**THE TASK**. Determine how many lines contain the string "Đặng" and reply with that number alone.

(begin)

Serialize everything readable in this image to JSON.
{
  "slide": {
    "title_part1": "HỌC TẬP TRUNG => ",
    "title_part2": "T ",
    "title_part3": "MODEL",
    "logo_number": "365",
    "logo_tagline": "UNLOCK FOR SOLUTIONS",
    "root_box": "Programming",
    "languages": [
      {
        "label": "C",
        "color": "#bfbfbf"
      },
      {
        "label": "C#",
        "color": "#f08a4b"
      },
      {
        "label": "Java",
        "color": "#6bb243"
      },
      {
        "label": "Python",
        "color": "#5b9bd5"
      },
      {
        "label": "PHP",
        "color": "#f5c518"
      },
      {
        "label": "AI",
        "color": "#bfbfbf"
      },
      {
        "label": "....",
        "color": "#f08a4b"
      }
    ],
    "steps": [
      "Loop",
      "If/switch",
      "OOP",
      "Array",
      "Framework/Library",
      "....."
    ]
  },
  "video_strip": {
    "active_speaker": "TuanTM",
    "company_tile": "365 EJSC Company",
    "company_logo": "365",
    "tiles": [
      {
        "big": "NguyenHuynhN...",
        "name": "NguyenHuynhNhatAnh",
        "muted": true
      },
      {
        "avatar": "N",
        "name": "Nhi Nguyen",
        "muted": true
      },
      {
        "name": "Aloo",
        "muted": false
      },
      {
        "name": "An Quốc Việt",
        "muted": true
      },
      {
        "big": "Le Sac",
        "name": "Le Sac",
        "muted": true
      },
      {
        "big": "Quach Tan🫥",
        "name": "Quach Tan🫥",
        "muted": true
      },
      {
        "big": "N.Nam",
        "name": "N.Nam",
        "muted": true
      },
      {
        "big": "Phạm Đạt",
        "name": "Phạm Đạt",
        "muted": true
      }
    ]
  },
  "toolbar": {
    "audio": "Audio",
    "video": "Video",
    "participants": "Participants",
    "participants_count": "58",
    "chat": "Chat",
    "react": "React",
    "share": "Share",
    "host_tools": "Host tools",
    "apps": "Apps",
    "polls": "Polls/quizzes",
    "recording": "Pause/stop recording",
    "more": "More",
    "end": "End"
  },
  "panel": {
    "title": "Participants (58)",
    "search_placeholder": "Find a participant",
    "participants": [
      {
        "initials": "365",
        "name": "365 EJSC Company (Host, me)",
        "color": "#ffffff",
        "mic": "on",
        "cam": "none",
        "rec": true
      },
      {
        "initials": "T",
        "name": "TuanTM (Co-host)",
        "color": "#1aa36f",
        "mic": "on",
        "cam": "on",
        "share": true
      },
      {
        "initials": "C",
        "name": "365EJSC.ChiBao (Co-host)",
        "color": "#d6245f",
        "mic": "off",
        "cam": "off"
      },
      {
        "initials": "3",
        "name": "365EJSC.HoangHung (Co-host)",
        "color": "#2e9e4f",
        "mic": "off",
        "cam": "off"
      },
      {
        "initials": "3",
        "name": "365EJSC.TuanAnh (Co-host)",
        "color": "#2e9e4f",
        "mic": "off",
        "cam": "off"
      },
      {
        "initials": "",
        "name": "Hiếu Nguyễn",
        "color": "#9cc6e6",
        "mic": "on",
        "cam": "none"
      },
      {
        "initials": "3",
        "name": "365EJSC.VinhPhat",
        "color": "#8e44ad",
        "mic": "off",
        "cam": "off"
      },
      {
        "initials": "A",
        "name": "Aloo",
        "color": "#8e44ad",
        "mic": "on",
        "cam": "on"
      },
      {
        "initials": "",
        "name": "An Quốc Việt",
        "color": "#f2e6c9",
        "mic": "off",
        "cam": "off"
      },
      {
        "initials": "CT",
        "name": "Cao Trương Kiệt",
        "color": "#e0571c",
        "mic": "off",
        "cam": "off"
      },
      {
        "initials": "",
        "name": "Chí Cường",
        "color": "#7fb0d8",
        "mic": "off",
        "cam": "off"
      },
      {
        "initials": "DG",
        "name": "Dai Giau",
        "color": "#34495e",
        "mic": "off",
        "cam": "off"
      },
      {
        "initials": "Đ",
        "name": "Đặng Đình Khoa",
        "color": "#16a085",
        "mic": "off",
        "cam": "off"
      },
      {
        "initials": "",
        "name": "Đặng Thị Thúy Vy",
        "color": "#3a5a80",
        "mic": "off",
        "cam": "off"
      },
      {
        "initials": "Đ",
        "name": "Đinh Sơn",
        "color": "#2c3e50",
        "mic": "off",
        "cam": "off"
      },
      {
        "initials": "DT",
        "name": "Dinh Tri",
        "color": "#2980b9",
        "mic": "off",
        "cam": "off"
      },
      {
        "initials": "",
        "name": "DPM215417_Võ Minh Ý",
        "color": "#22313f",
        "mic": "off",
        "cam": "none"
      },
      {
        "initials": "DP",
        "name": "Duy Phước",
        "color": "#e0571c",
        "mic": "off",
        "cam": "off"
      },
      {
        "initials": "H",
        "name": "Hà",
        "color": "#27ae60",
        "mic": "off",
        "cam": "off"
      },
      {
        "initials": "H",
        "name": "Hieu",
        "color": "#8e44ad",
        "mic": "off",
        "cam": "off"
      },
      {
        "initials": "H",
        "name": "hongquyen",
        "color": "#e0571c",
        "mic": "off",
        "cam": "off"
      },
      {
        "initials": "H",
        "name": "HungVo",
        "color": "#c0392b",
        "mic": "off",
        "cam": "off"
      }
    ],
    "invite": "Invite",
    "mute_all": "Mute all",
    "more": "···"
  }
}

(end)

**CORRECT OUTPUT**. 2